**Stated task**
Output all lines exactly, with nothing added or dropped.

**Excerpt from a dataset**

--- BEGIN ---

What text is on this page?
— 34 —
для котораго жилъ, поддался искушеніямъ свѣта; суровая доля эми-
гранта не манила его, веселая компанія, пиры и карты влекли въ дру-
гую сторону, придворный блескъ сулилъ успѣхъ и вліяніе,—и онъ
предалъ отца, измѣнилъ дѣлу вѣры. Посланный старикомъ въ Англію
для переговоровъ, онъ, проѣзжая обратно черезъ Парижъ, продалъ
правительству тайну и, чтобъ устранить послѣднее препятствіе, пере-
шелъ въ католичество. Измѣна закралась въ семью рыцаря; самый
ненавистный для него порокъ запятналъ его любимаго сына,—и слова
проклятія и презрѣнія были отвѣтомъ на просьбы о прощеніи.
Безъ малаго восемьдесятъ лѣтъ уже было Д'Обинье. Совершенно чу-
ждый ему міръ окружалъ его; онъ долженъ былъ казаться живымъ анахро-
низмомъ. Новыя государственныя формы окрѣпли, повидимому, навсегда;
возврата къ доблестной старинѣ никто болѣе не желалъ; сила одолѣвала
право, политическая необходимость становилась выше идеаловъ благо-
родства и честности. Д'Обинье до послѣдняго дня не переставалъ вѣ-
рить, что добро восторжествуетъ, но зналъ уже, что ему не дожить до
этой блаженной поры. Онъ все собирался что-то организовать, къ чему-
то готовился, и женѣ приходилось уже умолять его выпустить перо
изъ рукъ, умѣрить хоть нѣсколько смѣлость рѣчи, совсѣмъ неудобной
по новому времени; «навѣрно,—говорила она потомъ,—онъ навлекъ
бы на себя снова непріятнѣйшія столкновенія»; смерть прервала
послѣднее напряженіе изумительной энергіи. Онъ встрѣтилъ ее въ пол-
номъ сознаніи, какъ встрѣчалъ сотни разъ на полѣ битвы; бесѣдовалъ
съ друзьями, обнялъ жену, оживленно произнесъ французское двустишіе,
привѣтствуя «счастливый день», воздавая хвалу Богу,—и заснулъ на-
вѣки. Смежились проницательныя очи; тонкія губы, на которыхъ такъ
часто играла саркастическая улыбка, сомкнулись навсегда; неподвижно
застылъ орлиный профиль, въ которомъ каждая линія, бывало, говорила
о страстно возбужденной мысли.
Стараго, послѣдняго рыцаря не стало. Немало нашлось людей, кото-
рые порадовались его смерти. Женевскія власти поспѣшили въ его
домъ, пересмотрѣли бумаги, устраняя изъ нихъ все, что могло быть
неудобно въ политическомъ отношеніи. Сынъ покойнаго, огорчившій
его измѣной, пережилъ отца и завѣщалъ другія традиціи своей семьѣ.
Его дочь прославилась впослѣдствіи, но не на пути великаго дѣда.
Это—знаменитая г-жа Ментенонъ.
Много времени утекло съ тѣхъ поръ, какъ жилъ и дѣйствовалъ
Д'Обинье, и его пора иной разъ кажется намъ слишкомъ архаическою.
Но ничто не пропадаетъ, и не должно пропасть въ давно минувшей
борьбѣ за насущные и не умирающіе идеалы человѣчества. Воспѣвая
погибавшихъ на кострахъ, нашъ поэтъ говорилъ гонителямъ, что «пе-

--- END ---

**Exercise answer**
What text is on this page?
— 34 —
для котораго жилъ, поддался искушеніямъ свѣта; суровая доля эми-
гранта не манила его, веселая компанія, пиры и карты влекли въ дру-
гую сторону, придворный блескъ сулилъ успѣхъ и вліяніе,—и онъ
предалъ отца, измѣнилъ дѣлу вѣры. Посланный старикомъ въ Англію
для переговоровъ, онъ, проѣзжая обратно черезъ Парижъ, продалъ
правительству тайну и, чтобъ устранить послѣднее препятствіе, пере-
шелъ въ католичество. Измѣна закралась въ семью рыцаря; самый
ненавистный для него порокъ запятналъ его любимаго сына,—и слова
проклятія и презрѣнія были отвѣтомъ на просьбы о прощеніи.
Безъ малаго восемьдесятъ лѣтъ уже было Д'Обинье. Совершенно чу-
ждый ему міръ окружалъ его; онъ долженъ былъ казаться живымъ анахро-
низмомъ. Новыя государственныя формы окрѣпли, повидимому, навсегда;
возврата къ доблестной старинѣ никто болѣе не желалъ; сила одолѣвала
право, политическая необходимость становилась выше идеаловъ благо-
родства и честности. Д'Обинье до послѣдняго дня не переставалъ вѣ-
рить, что добро восторжествуетъ, но зналъ уже, что ему не дожить до
этой блаженной поры. Онъ все собирался что-то организовать, къ чему-
то готовился, и женѣ приходилось уже умолять его выпустить перо
изъ рукъ, умѣрить хоть нѣсколько смѣлость рѣчи, совсѣмъ неудобной
по новому времени; «навѣрно,—говорила она потомъ,—онъ навлекъ
бы на себя снова непріятнѣйшія столкновенія»; смерть прервала
послѣднее напряженіе изумительной энергіи. Онъ встрѣтилъ ее въ пол-
номъ сознаніи, какъ встрѣчалъ сотни разъ на полѣ битвы; бесѣдовалъ
съ друзьями, обнялъ жену, оживленно произнесъ французское двустишіе,
привѣтствуя «счастливый день», воздавая хвалу Богу,—и заснулъ на-
вѣки. Смежились проницательныя очи; тонкія губы, на которыхъ такъ
часто играла саркастическая улыбка, сомкнулись навсегда; неподвижно
застылъ орлиный профиль, въ которомъ каждая линія, бывало, говорила
о страстно возбужденной мысли.
Стараго, послѣдняго рыцаря не стало. Немало нашлось людей, кото-
рые порадовались его смерти. Женевскія власти поспѣшили въ его
домъ, пересмотрѣли бумаги, устраняя изъ нихъ все, что могло быть
неудобно въ политическомъ отношеніи. Сынъ покойнаго, огорчившій
его измѣной, пережилъ отца и завѣщалъ другія традиціи своей семьѣ.
Его дочь прославилась впослѣдствіи, но не на пути великаго дѣда.
Это—знаменитая г-жа Ментенонъ.
Много времени утекло съ тѣхъ поръ, какъ жилъ и дѣйствовалъ
Д'Обинье, и его пора иной разъ кажется намъ слишкомъ архаическою.
Но ничто не пропадаетъ, и не должно пропасть въ давно минувшей
борьбѣ за насущные и не умирающіе идеалы человѣчества. Воспѣвая
погибавшихъ на кострахъ, нашъ поэтъ говорилъ гонителямъ, что «пе-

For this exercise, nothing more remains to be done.